_STATED EXERCISE_:
Across the listing below, how many lines hold "title"? Reply with the number by itself.

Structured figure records
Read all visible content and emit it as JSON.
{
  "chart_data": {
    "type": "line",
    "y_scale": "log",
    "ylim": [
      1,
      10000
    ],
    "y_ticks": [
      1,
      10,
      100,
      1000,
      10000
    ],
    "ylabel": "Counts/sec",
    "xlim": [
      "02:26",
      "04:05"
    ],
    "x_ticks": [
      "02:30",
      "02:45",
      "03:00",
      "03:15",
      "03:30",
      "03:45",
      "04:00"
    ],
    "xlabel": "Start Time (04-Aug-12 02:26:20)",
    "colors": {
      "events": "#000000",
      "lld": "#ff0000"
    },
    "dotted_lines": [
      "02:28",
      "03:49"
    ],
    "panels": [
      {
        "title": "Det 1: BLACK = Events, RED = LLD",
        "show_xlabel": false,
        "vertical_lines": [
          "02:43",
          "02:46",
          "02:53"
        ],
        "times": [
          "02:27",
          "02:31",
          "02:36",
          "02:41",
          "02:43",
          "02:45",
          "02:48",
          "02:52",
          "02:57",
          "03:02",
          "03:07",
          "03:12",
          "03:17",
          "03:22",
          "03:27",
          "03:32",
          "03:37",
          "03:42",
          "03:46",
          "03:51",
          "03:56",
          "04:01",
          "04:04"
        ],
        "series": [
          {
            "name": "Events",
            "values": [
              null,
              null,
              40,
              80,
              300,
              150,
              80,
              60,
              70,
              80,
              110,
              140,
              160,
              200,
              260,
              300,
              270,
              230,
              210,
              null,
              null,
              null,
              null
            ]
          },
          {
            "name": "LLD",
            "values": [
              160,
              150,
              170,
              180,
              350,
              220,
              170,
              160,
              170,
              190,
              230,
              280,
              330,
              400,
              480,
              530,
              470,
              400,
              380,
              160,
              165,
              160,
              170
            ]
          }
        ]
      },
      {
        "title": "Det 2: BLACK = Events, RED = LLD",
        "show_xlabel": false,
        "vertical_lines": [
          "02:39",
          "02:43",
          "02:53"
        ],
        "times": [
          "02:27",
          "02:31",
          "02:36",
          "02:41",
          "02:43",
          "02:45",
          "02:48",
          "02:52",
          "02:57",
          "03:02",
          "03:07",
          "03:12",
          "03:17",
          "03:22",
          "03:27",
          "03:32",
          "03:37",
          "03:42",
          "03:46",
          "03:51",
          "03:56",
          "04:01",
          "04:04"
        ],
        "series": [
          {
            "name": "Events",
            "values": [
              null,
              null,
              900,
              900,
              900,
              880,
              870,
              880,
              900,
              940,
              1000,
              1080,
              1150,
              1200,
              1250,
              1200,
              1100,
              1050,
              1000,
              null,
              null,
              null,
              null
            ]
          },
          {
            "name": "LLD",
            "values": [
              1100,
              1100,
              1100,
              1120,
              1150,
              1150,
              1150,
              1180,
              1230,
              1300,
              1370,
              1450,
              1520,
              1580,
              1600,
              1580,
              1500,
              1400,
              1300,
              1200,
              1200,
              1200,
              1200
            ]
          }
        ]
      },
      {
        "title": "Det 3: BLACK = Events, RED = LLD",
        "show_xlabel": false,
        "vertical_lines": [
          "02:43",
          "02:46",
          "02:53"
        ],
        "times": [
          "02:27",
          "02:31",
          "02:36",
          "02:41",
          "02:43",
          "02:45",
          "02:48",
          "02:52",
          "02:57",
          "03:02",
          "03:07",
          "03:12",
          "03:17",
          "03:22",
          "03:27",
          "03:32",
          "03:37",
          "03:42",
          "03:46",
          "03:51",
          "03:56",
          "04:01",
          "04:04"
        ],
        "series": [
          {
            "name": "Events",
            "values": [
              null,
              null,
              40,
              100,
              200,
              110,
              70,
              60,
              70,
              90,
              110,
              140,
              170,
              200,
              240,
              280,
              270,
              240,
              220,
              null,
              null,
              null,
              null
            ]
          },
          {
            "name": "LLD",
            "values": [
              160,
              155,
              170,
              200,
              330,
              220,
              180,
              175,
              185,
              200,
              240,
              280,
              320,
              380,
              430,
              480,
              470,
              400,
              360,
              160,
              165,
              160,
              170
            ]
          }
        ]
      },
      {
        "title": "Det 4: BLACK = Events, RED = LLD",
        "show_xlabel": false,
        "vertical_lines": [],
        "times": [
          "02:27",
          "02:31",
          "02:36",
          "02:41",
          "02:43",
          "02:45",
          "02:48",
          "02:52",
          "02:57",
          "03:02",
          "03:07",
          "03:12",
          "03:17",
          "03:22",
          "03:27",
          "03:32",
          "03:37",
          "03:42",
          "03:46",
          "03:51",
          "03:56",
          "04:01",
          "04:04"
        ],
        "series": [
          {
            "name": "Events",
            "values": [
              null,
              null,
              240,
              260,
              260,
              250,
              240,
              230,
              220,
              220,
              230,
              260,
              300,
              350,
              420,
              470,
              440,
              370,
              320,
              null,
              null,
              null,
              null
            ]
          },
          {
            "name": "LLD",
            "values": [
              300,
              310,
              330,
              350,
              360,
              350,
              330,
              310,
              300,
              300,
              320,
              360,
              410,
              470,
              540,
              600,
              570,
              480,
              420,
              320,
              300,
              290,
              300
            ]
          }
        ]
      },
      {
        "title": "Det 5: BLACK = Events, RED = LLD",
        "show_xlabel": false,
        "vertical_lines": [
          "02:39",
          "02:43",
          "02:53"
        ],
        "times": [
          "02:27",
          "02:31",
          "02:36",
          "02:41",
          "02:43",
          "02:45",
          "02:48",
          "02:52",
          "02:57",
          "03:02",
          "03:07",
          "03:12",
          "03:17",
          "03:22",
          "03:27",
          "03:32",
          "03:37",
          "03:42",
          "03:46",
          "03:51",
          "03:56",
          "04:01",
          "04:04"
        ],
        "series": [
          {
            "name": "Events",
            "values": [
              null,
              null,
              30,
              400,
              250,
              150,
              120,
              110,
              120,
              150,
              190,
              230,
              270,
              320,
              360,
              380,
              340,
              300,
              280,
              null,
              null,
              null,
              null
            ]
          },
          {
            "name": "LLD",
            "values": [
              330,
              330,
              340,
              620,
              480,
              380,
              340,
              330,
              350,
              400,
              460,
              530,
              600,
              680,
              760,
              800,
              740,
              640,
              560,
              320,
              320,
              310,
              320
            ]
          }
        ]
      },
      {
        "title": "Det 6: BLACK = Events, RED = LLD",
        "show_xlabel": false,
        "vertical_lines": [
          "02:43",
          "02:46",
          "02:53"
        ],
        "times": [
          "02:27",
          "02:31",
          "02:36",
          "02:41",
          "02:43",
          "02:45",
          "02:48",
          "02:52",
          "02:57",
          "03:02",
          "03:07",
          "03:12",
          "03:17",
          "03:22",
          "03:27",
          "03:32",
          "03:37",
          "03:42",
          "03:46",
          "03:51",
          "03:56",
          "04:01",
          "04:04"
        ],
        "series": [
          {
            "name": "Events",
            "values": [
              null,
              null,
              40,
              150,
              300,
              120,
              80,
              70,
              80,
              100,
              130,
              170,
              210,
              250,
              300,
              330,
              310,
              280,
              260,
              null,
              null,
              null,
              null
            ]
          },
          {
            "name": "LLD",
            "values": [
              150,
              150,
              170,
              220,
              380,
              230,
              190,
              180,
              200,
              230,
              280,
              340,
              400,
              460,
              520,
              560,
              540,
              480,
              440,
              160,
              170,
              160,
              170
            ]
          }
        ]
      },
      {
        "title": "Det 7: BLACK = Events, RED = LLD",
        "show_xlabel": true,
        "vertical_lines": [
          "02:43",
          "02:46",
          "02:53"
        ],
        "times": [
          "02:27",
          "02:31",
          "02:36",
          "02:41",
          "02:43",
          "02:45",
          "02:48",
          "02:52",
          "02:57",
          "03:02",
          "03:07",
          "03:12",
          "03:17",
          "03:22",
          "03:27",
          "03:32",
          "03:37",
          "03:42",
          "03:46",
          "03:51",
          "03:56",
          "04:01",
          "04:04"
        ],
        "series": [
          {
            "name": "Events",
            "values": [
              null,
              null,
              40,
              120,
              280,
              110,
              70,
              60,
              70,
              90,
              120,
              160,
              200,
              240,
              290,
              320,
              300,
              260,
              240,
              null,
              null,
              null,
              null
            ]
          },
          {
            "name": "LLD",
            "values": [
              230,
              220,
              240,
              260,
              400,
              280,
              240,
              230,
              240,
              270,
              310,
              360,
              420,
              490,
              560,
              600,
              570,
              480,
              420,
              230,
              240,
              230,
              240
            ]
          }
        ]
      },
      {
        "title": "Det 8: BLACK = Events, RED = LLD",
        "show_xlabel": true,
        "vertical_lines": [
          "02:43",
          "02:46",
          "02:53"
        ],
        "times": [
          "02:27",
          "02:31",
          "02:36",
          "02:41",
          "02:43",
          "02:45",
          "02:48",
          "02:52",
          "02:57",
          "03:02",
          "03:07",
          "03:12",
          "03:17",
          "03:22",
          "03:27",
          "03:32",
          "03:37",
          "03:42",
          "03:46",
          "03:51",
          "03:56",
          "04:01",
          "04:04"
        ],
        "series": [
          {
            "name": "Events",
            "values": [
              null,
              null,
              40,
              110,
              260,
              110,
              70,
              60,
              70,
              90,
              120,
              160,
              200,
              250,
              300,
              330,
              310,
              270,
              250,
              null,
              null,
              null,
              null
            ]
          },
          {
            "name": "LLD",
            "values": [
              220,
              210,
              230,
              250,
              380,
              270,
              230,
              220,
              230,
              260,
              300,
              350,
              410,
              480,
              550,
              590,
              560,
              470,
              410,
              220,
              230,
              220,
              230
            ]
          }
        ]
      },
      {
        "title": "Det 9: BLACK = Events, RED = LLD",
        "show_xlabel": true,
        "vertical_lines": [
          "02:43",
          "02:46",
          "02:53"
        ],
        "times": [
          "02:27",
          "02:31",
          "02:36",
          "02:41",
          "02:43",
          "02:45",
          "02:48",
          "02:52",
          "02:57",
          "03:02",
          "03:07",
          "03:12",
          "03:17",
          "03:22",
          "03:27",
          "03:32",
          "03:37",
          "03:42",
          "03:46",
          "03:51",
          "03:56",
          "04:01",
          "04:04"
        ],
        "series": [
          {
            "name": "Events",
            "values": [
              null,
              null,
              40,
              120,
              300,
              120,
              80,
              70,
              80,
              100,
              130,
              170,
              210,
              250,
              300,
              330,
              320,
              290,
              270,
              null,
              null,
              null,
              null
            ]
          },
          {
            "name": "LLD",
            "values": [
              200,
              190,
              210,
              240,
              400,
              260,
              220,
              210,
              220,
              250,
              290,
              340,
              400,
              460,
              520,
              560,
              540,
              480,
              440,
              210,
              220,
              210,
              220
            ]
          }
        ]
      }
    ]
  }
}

_SOLUTION FOR THIS TASK_:
9